In the listing that follows, count each line where the word "Asesoria" appears; write nothing but the count.
# # #
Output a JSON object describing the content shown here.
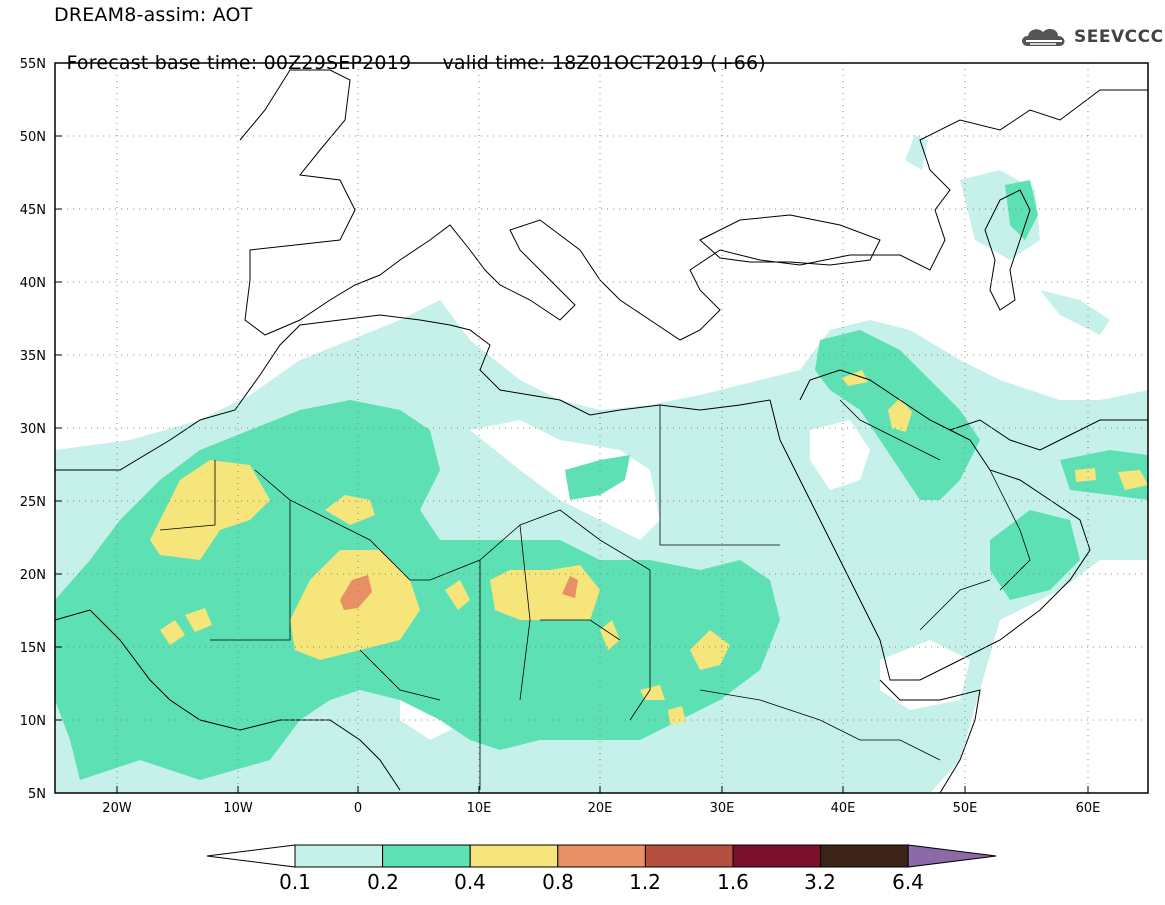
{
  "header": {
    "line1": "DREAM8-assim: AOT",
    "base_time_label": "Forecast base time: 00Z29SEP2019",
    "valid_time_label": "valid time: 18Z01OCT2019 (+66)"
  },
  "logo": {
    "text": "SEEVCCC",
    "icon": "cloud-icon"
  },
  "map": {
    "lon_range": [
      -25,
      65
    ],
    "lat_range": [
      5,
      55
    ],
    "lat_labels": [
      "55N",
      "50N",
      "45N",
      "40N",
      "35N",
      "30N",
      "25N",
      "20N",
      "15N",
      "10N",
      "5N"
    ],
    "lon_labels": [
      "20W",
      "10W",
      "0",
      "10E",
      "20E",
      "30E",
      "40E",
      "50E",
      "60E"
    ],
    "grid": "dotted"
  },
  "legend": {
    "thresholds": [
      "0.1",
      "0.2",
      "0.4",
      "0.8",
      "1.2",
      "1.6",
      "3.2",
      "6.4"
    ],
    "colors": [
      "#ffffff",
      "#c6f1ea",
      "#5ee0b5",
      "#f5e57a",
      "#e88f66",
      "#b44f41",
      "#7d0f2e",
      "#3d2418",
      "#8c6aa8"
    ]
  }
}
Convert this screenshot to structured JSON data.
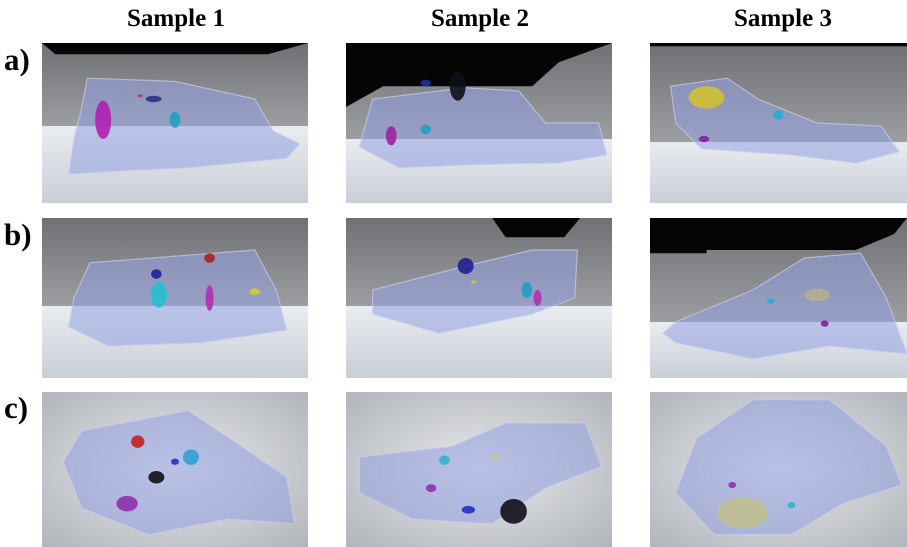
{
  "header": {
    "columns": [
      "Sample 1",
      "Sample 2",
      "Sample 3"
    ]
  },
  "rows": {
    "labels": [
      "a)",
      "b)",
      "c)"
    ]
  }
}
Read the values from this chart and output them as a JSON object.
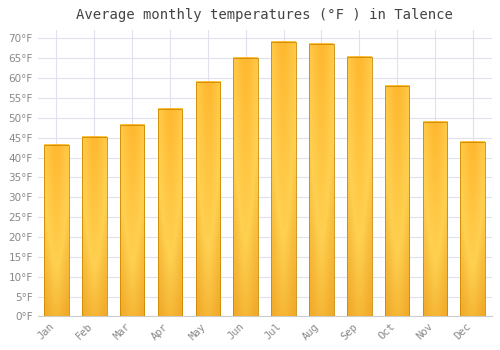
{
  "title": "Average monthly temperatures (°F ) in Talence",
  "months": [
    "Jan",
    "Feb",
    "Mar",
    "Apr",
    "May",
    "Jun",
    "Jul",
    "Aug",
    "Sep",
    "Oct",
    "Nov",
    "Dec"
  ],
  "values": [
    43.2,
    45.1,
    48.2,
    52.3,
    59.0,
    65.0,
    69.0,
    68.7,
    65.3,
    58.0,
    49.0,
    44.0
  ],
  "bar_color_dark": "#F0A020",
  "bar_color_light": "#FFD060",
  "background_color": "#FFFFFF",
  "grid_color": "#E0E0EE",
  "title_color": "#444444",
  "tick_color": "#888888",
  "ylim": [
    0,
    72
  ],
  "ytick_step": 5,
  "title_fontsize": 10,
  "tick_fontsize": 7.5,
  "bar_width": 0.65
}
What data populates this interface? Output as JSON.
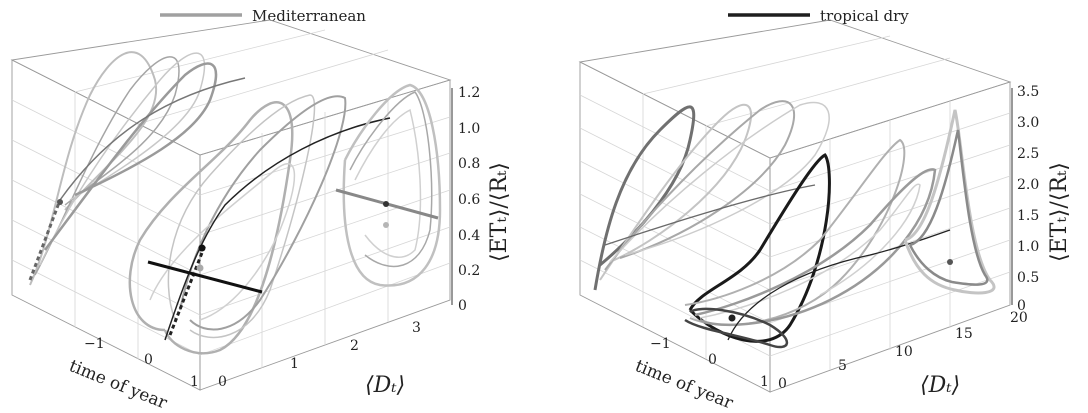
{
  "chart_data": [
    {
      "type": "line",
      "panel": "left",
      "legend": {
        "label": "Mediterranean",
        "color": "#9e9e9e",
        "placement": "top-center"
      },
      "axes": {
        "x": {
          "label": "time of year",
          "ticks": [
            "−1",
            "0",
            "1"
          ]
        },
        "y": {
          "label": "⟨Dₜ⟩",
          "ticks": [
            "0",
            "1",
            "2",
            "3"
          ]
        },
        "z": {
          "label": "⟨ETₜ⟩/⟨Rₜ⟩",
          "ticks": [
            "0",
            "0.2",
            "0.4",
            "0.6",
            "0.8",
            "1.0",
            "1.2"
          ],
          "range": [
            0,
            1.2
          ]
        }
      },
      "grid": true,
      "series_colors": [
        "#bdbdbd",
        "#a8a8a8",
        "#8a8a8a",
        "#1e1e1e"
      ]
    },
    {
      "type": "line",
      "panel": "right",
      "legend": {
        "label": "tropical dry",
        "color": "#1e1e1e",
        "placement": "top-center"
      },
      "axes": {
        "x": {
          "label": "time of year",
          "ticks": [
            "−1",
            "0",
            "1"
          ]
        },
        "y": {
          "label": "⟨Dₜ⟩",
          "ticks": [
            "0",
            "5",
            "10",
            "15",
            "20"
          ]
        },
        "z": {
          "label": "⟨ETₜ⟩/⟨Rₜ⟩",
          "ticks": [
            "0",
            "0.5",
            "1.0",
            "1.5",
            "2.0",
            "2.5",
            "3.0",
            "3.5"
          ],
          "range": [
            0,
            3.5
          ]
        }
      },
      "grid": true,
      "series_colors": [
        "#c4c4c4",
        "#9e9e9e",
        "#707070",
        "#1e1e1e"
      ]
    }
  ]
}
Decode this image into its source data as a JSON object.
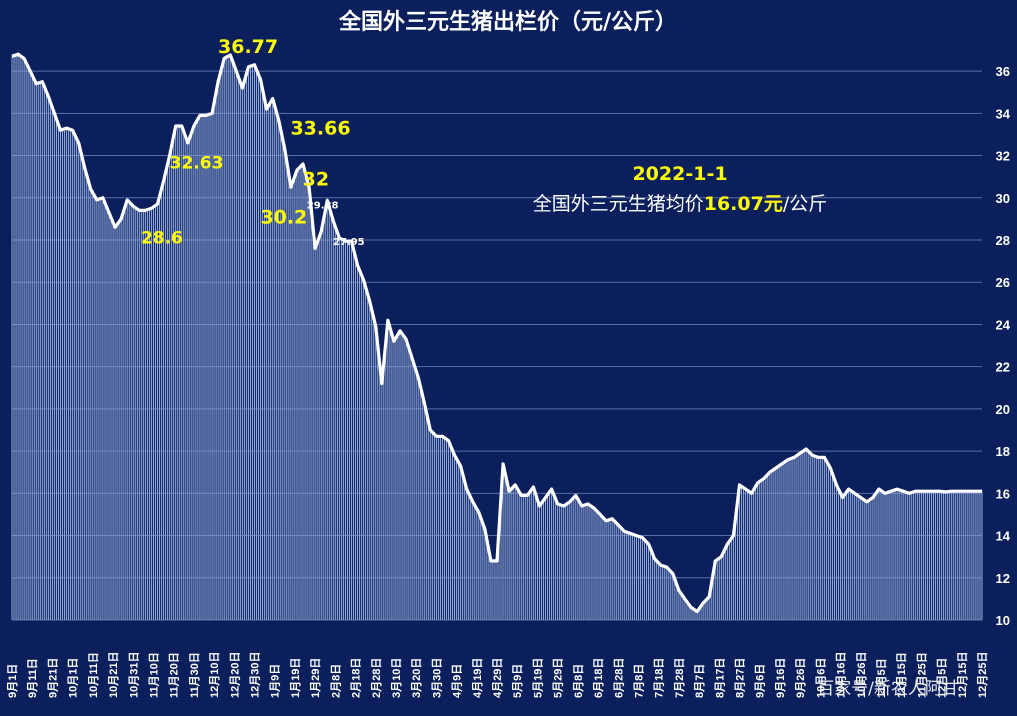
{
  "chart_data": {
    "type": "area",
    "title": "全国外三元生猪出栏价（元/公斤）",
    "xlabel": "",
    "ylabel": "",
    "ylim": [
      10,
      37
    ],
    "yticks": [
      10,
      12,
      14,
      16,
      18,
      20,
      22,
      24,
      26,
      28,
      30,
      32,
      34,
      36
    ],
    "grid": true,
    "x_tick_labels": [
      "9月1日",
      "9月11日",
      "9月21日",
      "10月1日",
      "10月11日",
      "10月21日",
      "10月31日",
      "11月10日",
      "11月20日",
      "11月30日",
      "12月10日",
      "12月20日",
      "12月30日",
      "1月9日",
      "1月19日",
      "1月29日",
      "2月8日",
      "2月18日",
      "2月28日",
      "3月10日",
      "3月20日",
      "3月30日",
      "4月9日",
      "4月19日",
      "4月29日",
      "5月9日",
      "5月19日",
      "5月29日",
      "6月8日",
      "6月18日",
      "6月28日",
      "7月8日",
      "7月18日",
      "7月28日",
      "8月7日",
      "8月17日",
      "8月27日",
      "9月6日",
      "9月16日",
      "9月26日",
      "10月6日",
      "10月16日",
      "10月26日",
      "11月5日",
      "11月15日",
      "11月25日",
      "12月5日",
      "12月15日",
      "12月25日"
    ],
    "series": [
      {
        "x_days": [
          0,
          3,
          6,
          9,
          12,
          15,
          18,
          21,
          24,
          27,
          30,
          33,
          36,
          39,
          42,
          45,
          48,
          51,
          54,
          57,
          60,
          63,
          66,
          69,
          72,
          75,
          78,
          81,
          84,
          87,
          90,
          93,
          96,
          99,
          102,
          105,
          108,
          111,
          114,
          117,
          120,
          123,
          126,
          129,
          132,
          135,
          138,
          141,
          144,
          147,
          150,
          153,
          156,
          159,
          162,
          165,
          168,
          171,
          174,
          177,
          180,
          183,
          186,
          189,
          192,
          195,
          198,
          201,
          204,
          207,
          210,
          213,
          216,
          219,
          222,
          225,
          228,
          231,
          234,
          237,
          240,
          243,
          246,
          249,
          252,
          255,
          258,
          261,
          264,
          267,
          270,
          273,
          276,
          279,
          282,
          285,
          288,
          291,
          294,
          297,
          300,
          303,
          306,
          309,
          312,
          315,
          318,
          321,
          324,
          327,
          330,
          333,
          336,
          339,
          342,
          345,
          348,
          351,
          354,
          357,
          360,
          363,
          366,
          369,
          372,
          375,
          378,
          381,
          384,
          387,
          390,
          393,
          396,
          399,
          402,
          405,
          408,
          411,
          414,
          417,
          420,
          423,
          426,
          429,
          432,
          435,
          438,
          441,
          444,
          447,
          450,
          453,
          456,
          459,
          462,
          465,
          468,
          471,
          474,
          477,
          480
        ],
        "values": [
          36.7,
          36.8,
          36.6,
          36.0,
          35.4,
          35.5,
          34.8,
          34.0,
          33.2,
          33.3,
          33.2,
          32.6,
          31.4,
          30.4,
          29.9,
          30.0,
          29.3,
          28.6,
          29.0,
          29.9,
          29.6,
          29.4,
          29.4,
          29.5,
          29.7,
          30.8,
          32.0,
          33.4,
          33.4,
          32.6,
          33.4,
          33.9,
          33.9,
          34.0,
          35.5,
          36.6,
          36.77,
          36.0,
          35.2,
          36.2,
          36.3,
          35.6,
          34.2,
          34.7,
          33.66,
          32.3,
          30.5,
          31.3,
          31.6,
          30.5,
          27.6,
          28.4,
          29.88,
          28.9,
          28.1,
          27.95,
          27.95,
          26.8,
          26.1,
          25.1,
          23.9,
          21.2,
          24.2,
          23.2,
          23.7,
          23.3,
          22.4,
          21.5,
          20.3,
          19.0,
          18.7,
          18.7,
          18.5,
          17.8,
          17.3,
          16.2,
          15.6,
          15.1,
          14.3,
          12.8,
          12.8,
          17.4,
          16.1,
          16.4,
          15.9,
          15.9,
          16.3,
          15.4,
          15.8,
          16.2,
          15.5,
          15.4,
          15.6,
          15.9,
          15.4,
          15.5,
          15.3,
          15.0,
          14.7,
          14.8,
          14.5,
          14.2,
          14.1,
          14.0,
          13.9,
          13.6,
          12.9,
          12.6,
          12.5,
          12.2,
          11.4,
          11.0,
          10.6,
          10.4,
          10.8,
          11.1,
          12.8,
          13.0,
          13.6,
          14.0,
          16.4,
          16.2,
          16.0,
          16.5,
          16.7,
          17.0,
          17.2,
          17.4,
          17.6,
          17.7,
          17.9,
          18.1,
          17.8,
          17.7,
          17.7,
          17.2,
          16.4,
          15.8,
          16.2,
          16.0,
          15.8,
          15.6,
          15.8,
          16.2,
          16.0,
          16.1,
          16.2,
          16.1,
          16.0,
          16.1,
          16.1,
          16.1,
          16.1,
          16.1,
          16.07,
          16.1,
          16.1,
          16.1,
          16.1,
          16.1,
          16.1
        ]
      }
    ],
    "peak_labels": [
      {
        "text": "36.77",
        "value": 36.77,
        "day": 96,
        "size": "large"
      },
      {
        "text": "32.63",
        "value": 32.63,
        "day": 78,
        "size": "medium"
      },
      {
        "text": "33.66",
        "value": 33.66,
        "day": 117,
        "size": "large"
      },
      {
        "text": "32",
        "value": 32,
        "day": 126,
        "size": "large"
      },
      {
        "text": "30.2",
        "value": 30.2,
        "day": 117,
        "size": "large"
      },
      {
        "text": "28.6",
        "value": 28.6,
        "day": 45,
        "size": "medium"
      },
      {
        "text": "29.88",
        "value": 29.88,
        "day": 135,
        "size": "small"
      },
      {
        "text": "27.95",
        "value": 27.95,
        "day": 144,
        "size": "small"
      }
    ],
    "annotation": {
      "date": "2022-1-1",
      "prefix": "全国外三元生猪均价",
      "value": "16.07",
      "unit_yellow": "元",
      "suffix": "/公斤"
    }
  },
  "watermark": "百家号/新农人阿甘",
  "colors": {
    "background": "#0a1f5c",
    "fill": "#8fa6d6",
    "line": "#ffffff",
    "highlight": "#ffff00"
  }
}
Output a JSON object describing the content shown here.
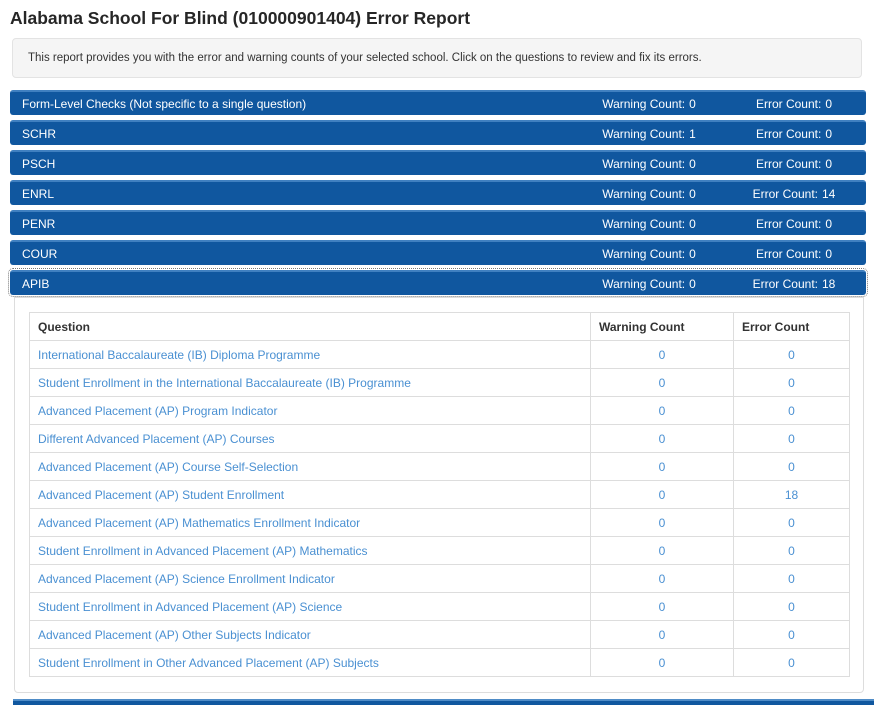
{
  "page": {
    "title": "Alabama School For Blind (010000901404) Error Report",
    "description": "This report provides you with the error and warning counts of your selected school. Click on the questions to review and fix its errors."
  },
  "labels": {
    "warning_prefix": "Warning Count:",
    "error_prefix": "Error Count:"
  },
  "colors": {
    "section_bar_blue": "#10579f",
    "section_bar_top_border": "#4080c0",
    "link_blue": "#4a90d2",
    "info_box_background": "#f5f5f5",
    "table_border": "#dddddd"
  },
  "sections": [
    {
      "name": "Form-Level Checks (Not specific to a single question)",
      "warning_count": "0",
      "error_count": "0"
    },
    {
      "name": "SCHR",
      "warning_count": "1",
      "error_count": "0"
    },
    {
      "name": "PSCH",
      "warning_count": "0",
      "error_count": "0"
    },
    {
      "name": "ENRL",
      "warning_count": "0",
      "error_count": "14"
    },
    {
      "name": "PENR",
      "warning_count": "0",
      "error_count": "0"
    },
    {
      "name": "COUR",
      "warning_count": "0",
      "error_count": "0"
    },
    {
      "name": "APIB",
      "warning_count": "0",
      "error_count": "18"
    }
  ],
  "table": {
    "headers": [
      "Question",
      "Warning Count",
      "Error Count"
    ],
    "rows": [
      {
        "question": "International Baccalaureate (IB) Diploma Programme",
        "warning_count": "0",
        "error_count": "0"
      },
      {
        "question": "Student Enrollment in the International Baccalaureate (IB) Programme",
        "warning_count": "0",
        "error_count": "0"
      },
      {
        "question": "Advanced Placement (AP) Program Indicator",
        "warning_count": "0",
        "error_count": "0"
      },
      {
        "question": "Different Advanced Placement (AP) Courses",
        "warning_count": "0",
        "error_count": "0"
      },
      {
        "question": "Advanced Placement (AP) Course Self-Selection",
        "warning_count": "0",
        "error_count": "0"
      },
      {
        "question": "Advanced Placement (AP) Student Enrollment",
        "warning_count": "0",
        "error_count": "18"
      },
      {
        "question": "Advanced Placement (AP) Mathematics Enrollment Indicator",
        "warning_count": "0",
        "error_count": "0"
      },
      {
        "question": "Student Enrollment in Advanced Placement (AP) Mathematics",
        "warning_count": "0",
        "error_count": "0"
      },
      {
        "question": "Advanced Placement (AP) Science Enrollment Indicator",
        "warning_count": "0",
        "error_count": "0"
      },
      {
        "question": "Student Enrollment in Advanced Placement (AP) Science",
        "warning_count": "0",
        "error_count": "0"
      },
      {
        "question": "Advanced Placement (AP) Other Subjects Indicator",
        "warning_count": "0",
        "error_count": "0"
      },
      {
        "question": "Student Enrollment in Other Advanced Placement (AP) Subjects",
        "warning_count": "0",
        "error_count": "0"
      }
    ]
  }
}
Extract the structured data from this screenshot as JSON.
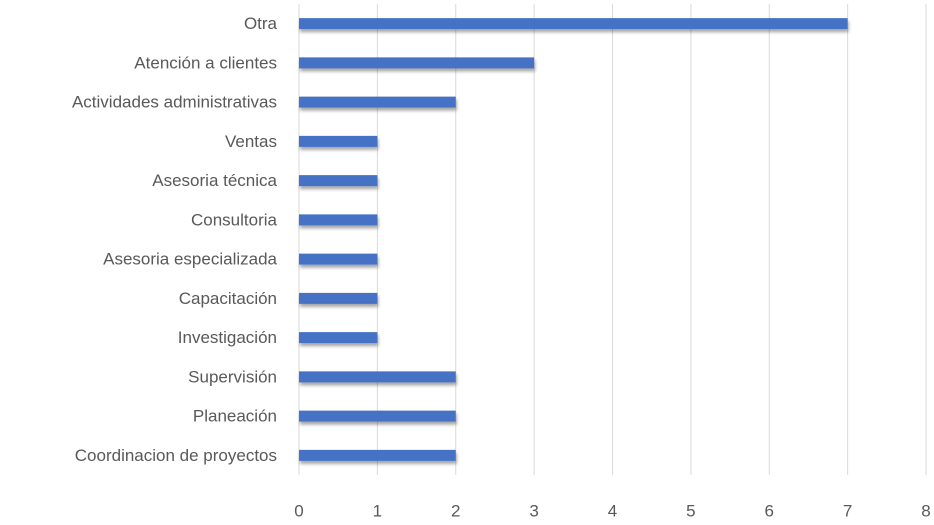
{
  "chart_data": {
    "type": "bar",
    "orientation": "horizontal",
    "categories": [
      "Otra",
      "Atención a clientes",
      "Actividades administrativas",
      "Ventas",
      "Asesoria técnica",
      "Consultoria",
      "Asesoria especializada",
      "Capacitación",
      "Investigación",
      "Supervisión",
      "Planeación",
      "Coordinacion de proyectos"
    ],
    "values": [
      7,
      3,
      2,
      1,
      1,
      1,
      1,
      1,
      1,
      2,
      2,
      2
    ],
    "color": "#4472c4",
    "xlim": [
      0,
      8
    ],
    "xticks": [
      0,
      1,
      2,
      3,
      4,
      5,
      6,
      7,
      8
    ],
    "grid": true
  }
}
# # #
» Output of the task
2